(Stored dataset items)
++++++++

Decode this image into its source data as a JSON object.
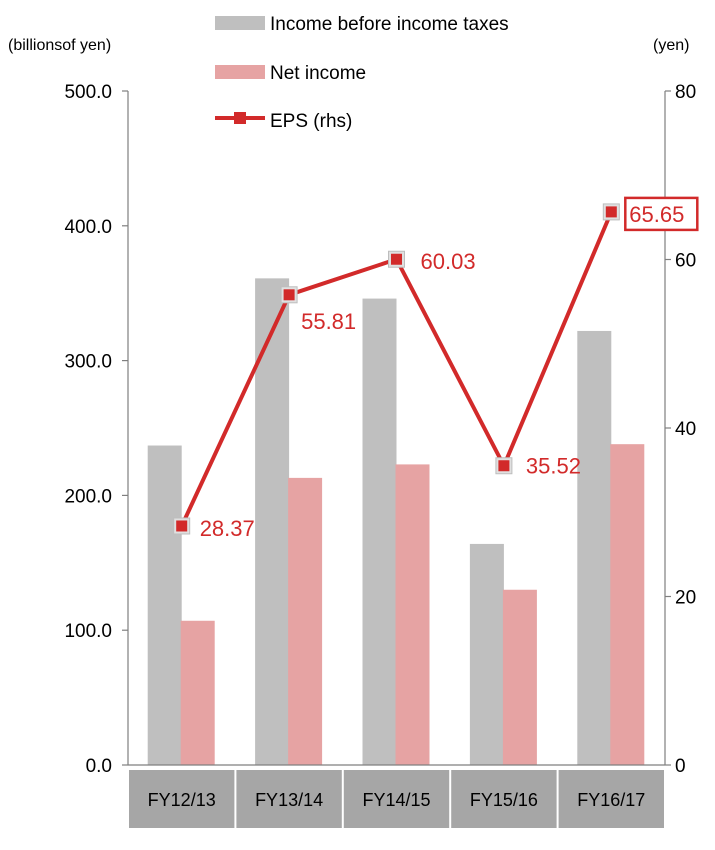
{
  "chart_data": {
    "type": "bar",
    "categories": [
      "FY12/13",
      "FY13/14",
      "FY14/15",
      "FY15/16",
      "FY16/17"
    ],
    "series": [
      {
        "name": "Income before income taxes",
        "type": "bar",
        "axis": "left",
        "color": "#bfbfbf",
        "values": [
          237,
          361,
          346,
          164,
          322
        ]
      },
      {
        "name": "Net income",
        "type": "bar",
        "axis": "left",
        "color": "#e6a3a3",
        "values": [
          107,
          213,
          223,
          130,
          238
        ]
      },
      {
        "name": "EPS (rhs)",
        "type": "line",
        "axis": "right",
        "color": "#d22a2a",
        "values": [
          28.37,
          55.81,
          60.03,
          35.52,
          65.65
        ],
        "labels": [
          "28.37",
          "55.81",
          "60.03",
          "35.52",
          "65.65"
        ],
        "highlighted_index": 4
      }
    ],
    "yleft": {
      "label": "(billionsof yen)",
      "ylim": [
        0,
        500
      ],
      "ticks": [
        "0.0",
        "100.0",
        "200.0",
        "300.0",
        "400.0",
        "500.0"
      ]
    },
    "yright": {
      "label": "(yen)",
      "ylim": [
        0,
        80
      ],
      "ticks": [
        "0",
        "20",
        "40",
        "60",
        "80"
      ]
    },
    "legend": {
      "position": "top"
    },
    "grid": false
  }
}
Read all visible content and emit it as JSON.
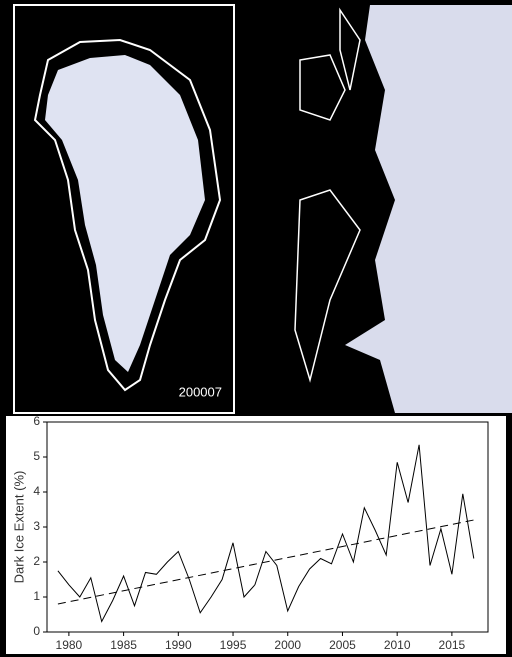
{
  "image_label": "200007",
  "chart_data": {
    "type": "line",
    "y_label": "Dark Ice Extent (%)",
    "x": [
      1979,
      1980,
      1981,
      1982,
      1983,
      1984,
      1985,
      1986,
      1987,
      1988,
      1989,
      1990,
      1991,
      1992,
      1993,
      1994,
      1995,
      1996,
      1997,
      1998,
      1999,
      2000,
      2001,
      2002,
      2003,
      2004,
      2005,
      2006,
      2007,
      2008,
      2009,
      2010,
      2011,
      2012,
      2013,
      2014,
      2015,
      2016,
      2017
    ],
    "series": [
      {
        "color": "#000000",
        "values": [
          1.75,
          1.35,
          1.0,
          1.55,
          0.3,
          0.9,
          1.6,
          0.75,
          1.7,
          1.65,
          2.0,
          2.3,
          1.5,
          0.55,
          1.0,
          1.5,
          2.55,
          1.0,
          1.35,
          2.3,
          1.9,
          0.6,
          1.3,
          1.8,
          2.1,
          1.95,
          2.8,
          2.0,
          3.55,
          2.9,
          2.2,
          4.85,
          3.7,
          5.35,
          1.9,
          2.95,
          1.65,
          3.95,
          2.1
        ]
      }
    ],
    "trend": {
      "x": [
        1979,
        2017
      ],
      "values": [
        0.8,
        3.2
      ],
      "color": "#000000",
      "dashed": true
    },
    "xlim": [
      1978,
      2018.3
    ],
    "ylim": [
      0,
      6
    ],
    "xticks": [
      1980,
      1985,
      1990,
      1995,
      2000,
      2005,
      2010,
      2015
    ],
    "yticks": [
      0,
      1,
      2,
      3,
      4,
      5,
      6
    ]
  }
}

++++++++

Restate each of the entries above word for word and skip every image.

→ IN RESPONSE:
Decode this image into its source data as a JSON object.
{
  "chart_data": {
    "type": "bar",
    "categories": [
      "FY12/13",
      "FY13/14",
      "FY14/15",
      "FY15/16",
      "FY16/17"
    ],
    "series": [
      {
        "name": "Income before income taxes",
        "type": "bar",
        "axis": "left",
        "color": "#bfbfbf",
        "values": [
          237,
          361,
          346,
          164,
          322
        ]
      },
      {
        "name": "Net income",
        "type": "bar",
        "axis": "left",
        "color": "#e6a3a3",
        "values": [
          107,
          213,
          223,
          130,
          238
        ]
      },
      {
        "name": "EPS (rhs)",
        "type": "line",
        "axis": "right",
        "color": "#d22a2a",
        "values": [
          28.37,
          55.81,
          60.03,
          35.52,
          65.65
        ],
        "labels": [
          "28.37",
          "55.81",
          "60.03",
          "35.52",
          "65.65"
        ],
        "highlighted_index": 4
      }
    ],
    "yleft": {
      "label": "(billionsof yen)",
      "ylim": [
        0,
        500
      ],
      "ticks": [
        "0.0",
        "100.0",
        "200.0",
        "300.0",
        "400.0",
        "500.0"
      ]
    },
    "yright": {
      "label": "(yen)",
      "ylim": [
        0,
        80
      ],
      "ticks": [
        "0",
        "20",
        "40",
        "60",
        "80"
      ]
    },
    "legend": {
      "position": "top"
    },
    "grid": false
  }
}
Read all visible content and emit it as JSON.
{
  "image_label": "200007",
  "chart_data": {
    "type": "line",
    "y_label": "Dark Ice Extent (%)",
    "x": [
      1979,
      1980,
      1981,
      1982,
      1983,
      1984,
      1985,
      1986,
      1987,
      1988,
      1989,
      1990,
      1991,
      1992,
      1993,
      1994,
      1995,
      1996,
      1997,
      1998,
      1999,
      2000,
      2001,
      2002,
      2003,
      2004,
      2005,
      2006,
      2007,
      2008,
      2009,
      2010,
      2011,
      2012,
      2013,
      2014,
      2015,
      2016,
      2017
    ],
    "series": [
      {
        "color": "#000000",
        "values": [
          1.75,
          1.35,
          1.0,
          1.55,
          0.3,
          0.9,
          1.6,
          0.75,
          1.7,
          1.65,
          2.0,
          2.3,
          1.5,
          0.55,
          1.0,
          1.5,
          2.55,
          1.0,
          1.35,
          2.3,
          1.9,
          0.6,
          1.3,
          1.8,
          2.1,
          1.95,
          2.8,
          2.0,
          3.55,
          2.9,
          2.2,
          4.85,
          3.7,
          5.35,
          1.9,
          2.95,
          1.65,
          3.95,
          2.1
        ]
      }
    ],
    "trend": {
      "x": [
        1979,
        2017
      ],
      "values": [
        0.8,
        3.2
      ],
      "color": "#000000",
      "dashed": true
    },
    "xlim": [
      1978,
      2018.3
    ],
    "ylim": [
      0,
      6
    ],
    "xticks": [
      1980,
      1985,
      1990,
      1995,
      2000,
      2005,
      2010,
      2015
    ],
    "yticks": [
      0,
      1,
      2,
      3,
      4,
      5,
      6
    ]
  }
}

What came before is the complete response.